> [Stored entries]
★ ★ ★ ★ ★

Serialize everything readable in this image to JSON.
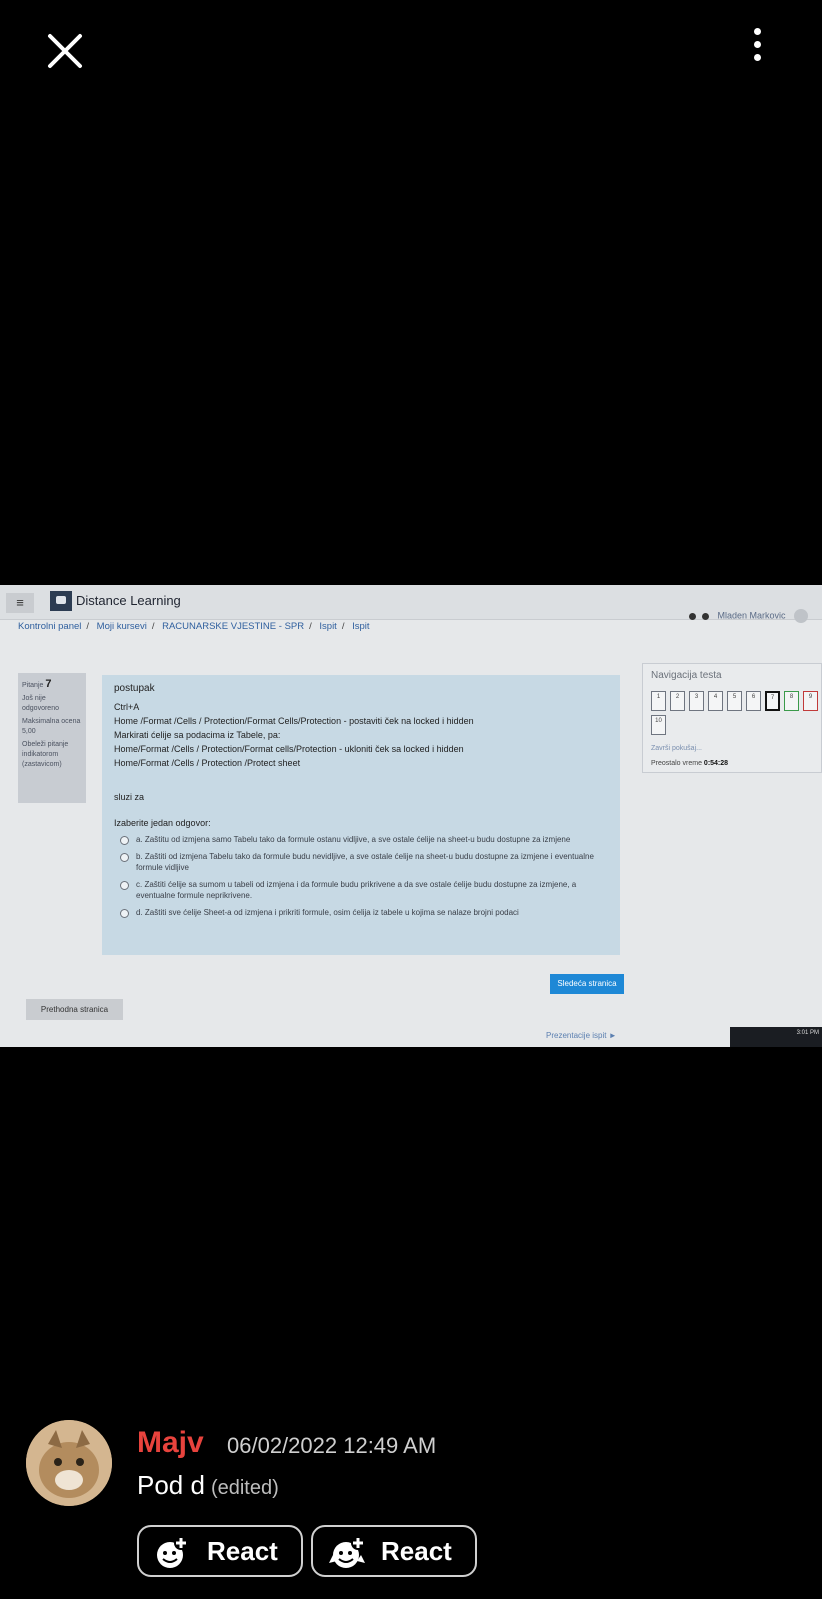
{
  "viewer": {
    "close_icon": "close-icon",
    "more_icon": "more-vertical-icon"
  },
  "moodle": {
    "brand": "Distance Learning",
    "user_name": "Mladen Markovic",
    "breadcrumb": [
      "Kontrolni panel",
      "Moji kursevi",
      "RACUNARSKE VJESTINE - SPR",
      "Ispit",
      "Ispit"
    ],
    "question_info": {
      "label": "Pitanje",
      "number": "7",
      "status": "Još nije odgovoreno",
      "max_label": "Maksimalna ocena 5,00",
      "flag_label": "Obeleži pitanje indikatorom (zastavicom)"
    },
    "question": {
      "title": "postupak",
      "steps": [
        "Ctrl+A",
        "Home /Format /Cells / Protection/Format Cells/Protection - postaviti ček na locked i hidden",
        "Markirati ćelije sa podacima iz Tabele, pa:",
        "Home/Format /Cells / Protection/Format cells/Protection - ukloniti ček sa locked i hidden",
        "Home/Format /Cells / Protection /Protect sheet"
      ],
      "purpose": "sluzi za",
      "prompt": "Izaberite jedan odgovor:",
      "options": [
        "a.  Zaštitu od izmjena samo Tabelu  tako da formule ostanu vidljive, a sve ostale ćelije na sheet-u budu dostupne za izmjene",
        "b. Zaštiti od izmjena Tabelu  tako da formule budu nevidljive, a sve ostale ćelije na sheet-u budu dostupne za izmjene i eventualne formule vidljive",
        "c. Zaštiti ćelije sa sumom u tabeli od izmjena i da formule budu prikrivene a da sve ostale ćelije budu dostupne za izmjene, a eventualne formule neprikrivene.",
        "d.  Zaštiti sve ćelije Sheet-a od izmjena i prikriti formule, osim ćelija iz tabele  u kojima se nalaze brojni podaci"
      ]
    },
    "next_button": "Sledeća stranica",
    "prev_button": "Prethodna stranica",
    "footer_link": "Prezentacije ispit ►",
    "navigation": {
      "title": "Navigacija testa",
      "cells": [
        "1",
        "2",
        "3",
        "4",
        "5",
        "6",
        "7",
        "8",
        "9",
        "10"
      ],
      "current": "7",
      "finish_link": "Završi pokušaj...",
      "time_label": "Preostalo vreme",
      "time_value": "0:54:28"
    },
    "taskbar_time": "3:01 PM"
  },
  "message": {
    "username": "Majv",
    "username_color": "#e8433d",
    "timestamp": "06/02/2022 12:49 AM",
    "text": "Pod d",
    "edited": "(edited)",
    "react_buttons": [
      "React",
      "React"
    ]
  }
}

★ ★ ★ ★ ★

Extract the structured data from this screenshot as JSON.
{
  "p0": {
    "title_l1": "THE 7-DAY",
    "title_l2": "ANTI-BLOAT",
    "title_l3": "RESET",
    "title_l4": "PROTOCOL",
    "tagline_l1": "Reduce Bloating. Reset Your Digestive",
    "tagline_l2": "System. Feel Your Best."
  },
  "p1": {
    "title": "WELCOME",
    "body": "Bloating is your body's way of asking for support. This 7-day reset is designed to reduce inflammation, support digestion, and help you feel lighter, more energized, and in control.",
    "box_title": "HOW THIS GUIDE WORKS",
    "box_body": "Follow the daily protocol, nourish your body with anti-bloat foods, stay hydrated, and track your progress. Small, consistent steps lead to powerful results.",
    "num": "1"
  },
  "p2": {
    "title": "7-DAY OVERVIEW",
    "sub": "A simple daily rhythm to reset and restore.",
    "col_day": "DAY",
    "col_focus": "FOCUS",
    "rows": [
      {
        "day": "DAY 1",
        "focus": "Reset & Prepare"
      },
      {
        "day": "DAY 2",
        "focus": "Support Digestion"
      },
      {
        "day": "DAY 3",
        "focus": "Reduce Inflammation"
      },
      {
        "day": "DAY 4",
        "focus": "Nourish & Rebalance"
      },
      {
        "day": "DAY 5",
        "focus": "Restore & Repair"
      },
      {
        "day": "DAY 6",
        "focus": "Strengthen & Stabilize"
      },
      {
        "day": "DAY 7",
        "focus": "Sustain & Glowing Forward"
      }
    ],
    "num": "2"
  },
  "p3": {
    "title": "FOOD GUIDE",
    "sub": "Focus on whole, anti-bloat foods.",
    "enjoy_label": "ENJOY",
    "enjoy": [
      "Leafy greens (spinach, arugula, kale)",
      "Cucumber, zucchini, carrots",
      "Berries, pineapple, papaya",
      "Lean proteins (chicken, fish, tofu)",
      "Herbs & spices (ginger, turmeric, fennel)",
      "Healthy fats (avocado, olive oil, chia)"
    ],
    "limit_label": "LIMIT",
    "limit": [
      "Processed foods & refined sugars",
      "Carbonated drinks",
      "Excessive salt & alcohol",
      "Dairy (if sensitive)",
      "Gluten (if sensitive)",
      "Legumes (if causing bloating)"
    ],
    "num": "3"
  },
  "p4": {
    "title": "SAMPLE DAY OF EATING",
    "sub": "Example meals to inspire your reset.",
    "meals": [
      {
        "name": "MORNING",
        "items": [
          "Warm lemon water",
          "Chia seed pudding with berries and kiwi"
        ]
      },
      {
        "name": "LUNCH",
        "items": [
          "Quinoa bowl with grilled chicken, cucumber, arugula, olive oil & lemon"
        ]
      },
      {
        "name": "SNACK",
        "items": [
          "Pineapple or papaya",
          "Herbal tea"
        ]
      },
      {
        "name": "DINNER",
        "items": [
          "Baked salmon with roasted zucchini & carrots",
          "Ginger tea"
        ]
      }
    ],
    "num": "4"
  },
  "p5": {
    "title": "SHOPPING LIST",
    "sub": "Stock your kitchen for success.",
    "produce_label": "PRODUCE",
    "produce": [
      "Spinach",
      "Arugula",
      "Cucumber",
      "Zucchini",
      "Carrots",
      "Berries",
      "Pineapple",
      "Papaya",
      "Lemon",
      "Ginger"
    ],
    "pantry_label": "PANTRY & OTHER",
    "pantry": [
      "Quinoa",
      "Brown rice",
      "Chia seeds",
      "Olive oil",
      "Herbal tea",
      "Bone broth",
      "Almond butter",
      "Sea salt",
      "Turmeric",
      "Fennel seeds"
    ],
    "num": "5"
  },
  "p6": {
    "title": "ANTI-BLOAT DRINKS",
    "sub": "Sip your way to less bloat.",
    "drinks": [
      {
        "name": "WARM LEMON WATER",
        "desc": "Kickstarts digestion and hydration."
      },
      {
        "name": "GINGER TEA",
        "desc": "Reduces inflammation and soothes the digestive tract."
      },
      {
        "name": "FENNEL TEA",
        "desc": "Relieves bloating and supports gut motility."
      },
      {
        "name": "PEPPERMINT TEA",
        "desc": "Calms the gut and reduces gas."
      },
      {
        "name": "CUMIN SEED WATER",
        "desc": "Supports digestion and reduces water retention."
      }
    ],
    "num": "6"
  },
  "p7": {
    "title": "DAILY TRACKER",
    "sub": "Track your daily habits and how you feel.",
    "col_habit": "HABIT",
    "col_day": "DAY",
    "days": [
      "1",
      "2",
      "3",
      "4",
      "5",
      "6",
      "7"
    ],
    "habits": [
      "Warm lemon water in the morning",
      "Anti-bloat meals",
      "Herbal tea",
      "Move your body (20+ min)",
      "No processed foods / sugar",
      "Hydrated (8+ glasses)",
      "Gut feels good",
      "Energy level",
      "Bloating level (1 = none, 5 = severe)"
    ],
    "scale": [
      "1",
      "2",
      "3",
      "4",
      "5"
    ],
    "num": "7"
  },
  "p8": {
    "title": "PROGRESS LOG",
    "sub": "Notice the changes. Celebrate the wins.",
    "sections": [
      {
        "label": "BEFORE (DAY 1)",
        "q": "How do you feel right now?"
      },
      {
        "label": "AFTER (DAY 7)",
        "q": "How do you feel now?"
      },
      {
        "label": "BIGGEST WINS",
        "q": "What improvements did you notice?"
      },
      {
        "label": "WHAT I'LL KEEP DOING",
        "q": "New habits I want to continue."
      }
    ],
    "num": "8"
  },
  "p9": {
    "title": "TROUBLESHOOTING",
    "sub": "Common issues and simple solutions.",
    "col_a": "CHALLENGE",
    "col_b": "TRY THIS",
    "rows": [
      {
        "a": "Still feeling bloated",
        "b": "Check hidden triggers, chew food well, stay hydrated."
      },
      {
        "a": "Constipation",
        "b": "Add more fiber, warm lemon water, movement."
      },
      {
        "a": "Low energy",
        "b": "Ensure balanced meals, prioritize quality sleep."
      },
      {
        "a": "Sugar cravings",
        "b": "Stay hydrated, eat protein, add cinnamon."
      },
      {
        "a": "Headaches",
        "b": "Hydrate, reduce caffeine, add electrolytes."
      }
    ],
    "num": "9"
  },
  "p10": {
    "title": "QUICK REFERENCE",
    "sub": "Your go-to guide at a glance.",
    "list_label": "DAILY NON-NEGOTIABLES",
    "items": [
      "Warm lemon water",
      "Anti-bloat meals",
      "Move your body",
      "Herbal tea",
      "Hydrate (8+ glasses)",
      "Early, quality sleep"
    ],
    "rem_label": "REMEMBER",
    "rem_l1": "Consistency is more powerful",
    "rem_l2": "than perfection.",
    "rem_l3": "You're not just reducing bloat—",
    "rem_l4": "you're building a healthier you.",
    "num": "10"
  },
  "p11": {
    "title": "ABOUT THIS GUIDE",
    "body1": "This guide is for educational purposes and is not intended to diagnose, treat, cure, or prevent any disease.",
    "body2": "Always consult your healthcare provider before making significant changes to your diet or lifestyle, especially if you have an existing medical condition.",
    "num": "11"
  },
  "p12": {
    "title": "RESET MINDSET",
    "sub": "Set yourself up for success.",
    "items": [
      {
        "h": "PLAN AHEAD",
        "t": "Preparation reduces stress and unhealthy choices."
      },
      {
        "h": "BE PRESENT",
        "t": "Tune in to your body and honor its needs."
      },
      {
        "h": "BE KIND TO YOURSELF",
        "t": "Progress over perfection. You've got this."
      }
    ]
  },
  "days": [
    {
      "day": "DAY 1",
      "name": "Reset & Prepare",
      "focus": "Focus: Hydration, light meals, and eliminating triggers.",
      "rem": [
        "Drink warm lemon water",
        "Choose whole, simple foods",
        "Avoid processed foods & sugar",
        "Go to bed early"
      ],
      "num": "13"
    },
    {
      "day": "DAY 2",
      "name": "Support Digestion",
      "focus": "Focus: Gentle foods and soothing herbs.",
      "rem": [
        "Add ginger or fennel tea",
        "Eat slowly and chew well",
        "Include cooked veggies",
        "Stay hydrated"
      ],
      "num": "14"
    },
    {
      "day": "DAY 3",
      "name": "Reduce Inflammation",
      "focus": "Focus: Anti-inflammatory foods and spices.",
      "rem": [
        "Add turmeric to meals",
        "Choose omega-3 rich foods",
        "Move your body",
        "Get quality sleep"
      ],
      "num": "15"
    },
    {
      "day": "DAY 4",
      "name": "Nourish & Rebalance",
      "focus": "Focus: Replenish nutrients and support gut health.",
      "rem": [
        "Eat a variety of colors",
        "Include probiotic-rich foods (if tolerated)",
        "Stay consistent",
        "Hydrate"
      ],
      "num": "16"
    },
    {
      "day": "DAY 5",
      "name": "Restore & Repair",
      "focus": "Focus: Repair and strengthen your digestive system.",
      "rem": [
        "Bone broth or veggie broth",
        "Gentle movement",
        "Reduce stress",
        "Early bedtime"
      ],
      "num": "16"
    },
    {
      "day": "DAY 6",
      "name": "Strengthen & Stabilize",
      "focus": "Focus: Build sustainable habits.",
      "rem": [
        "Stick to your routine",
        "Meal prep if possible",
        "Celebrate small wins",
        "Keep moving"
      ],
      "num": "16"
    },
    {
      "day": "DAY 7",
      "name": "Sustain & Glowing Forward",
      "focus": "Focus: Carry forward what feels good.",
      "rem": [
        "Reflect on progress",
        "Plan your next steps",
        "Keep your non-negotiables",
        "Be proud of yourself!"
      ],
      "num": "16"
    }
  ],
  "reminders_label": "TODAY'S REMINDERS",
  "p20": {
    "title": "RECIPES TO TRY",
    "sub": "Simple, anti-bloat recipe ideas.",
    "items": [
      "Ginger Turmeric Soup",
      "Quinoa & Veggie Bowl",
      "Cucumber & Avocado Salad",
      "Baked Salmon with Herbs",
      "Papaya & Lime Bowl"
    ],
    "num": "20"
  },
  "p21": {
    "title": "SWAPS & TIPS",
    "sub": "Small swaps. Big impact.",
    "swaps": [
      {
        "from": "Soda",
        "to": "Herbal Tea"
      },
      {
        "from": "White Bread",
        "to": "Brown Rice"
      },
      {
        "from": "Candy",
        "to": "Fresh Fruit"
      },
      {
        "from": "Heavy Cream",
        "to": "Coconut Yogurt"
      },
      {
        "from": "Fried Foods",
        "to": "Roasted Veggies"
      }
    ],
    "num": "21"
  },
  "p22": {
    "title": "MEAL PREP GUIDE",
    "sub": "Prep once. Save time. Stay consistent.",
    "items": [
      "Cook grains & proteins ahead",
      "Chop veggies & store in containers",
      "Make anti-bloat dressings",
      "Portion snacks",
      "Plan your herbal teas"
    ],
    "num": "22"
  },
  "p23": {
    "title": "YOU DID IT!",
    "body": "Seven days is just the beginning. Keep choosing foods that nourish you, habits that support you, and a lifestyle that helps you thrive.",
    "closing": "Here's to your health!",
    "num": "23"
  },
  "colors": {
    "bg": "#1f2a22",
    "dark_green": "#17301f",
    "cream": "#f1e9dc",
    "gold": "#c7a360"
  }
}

★ ★ ★ ★ ★

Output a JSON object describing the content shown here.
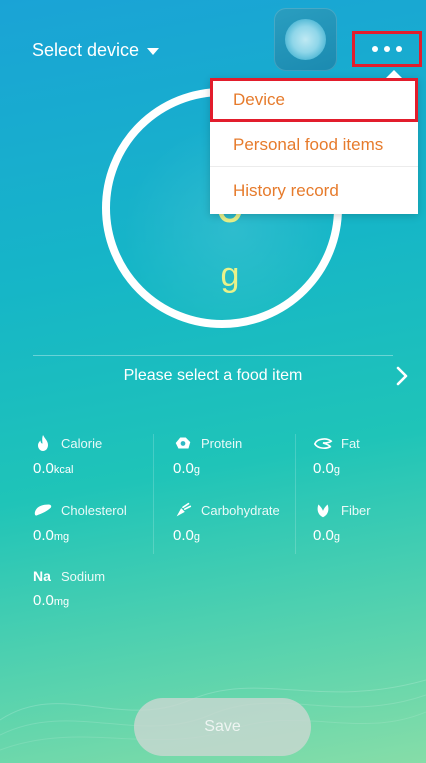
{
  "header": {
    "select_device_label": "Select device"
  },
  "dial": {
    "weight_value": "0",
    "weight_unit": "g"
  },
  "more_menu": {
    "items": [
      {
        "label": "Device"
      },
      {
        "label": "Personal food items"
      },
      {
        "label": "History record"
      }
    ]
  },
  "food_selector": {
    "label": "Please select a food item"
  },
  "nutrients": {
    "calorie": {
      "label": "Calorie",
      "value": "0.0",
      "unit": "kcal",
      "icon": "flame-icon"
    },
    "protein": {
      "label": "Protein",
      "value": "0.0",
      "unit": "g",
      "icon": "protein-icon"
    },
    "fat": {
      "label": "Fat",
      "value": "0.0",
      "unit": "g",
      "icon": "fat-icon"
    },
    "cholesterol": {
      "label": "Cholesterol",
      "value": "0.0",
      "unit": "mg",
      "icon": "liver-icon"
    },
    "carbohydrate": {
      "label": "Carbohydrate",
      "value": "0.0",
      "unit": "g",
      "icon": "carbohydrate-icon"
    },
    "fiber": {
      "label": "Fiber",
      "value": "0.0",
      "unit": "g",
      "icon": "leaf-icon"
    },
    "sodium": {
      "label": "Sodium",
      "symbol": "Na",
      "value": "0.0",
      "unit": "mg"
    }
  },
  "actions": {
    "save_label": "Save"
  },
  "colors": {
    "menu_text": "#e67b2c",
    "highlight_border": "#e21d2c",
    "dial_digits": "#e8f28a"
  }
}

★ ★ ★ ★ ★

> [WHAT TO DO] Where the string "Quinoa" turns up in a line of the data above, copy that whole line.

> [WORKED SOLUTION]
          "Quinoa bowl with grilled chicken, cucumber, arugula, olive oil & lemon"
      "Quinoa",
      "Quinoa & Veggie Bowl",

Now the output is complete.